Report only the number of lines that hold the word "Date".

Items from a dataset

※

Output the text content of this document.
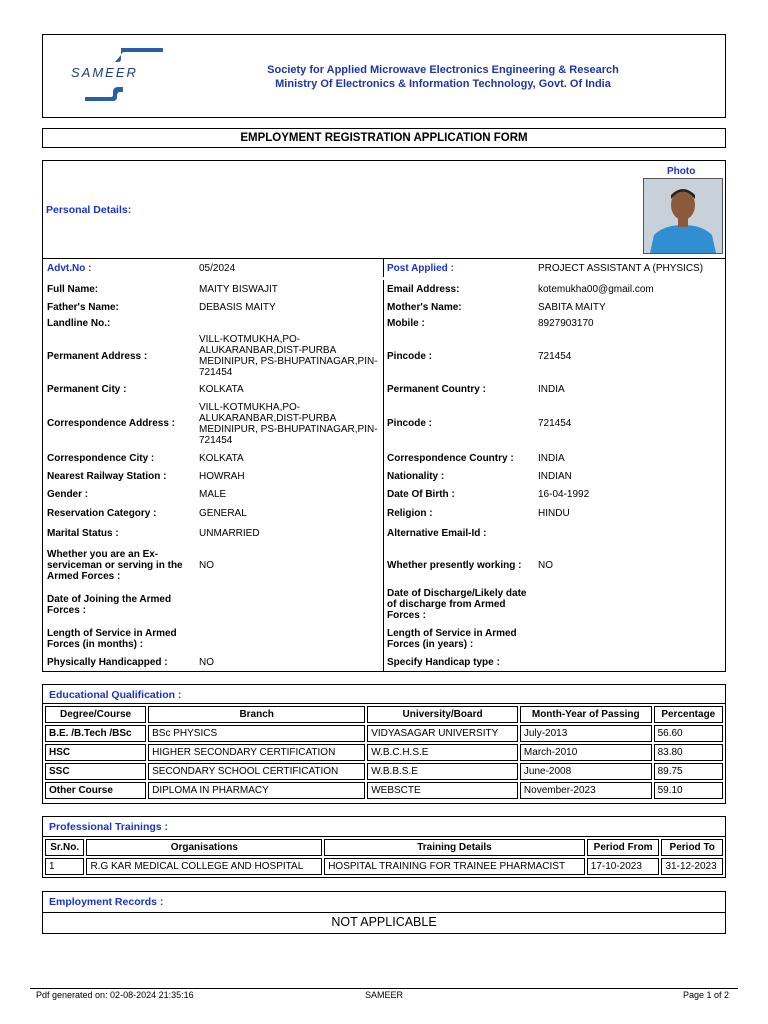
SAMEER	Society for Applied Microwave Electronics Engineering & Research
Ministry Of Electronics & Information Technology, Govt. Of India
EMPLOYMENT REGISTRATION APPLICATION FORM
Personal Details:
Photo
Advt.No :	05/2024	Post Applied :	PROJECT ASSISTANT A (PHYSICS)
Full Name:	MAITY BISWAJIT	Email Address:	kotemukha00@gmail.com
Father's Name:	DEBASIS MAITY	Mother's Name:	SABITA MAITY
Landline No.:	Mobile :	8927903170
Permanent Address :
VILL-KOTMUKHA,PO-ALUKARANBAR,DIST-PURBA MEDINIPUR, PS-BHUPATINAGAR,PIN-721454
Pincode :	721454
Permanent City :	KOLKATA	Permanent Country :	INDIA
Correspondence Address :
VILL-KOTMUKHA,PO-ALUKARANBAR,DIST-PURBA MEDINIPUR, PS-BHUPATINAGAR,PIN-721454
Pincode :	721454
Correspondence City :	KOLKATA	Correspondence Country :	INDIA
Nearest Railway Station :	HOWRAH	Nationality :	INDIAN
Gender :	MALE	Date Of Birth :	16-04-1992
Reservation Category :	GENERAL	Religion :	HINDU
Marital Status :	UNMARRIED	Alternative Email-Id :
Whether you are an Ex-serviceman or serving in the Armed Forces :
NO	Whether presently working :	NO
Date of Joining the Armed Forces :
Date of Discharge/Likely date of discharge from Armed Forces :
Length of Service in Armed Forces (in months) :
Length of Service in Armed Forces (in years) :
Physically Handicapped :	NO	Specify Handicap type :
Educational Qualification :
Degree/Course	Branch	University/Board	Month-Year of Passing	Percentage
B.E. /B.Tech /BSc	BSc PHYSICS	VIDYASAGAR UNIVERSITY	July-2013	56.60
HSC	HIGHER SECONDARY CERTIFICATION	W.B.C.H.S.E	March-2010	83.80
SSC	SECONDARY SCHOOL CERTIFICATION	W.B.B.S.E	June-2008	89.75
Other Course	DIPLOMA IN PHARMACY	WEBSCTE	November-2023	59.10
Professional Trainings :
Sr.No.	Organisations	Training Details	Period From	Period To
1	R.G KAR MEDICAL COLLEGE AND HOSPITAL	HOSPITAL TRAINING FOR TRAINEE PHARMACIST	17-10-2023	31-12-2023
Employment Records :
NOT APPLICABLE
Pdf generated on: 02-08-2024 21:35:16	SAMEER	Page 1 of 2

※

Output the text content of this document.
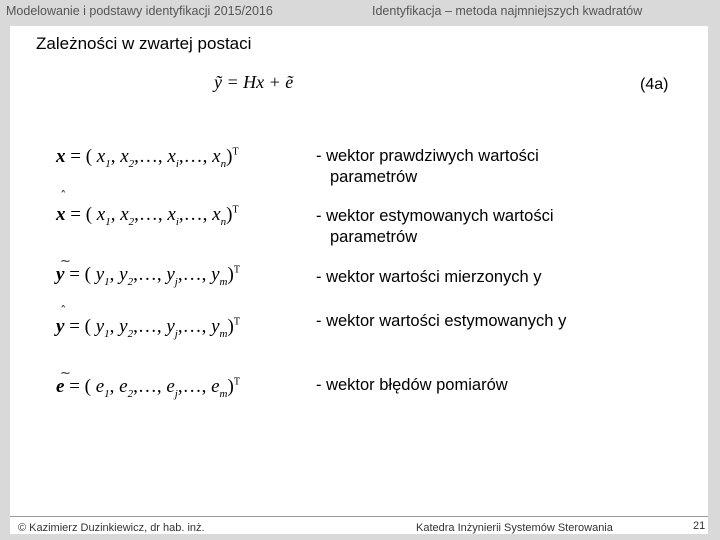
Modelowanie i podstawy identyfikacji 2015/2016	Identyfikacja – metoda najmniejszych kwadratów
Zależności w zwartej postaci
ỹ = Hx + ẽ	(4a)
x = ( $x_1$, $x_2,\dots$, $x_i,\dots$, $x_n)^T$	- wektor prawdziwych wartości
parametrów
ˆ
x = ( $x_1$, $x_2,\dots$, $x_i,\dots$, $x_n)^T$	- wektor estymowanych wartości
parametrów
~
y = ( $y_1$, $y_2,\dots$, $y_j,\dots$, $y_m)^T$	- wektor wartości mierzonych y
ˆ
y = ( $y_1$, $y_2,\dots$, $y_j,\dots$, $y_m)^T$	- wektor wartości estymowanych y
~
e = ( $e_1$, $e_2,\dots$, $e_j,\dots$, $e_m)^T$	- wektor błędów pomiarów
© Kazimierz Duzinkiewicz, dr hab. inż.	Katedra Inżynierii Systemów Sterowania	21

※

ANSWER TO THIS PROBLEM: 3